## Exercise details
Search the listing below for the string "BASED" and show each line that contains it.

## Material
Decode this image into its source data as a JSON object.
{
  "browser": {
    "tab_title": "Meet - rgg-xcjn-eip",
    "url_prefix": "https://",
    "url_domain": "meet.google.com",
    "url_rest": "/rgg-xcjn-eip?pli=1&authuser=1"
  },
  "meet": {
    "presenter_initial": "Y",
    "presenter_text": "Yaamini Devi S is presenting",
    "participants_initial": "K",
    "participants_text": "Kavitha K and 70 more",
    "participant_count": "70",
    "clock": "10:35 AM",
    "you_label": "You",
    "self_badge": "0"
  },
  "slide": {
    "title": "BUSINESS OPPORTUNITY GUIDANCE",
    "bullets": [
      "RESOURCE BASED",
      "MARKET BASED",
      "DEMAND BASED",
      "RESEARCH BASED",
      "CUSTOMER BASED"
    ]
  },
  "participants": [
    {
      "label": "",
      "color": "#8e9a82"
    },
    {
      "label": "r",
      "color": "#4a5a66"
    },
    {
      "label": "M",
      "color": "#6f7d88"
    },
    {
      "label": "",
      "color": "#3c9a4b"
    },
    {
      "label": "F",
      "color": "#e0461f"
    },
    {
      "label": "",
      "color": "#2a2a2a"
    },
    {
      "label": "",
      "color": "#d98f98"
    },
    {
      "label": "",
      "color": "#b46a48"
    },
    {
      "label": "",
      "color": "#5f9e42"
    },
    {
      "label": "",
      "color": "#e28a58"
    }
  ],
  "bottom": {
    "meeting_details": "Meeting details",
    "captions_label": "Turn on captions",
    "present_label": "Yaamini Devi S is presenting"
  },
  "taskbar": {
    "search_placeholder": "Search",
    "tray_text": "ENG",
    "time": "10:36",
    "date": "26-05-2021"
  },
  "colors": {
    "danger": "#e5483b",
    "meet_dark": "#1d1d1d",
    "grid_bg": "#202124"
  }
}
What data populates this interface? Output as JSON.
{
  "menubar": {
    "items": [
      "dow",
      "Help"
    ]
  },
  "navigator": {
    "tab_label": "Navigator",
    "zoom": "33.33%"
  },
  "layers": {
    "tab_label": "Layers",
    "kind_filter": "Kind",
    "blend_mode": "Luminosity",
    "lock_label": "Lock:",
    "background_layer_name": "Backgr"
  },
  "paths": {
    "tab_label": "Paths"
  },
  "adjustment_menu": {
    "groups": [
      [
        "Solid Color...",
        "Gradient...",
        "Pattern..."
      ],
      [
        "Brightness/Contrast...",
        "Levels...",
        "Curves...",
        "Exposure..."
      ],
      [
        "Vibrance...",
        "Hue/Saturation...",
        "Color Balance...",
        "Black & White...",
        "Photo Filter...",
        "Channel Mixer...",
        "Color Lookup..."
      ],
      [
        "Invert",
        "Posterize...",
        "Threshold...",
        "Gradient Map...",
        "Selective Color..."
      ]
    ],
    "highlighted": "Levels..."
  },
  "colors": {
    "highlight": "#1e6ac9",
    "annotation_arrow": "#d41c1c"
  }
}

## Correct response
      "RESOURCE BASED",
      "MARKET BASED",
      "DEMAND BASED",
      "RESEARCH BASED",
      "CUSTOMER BASED"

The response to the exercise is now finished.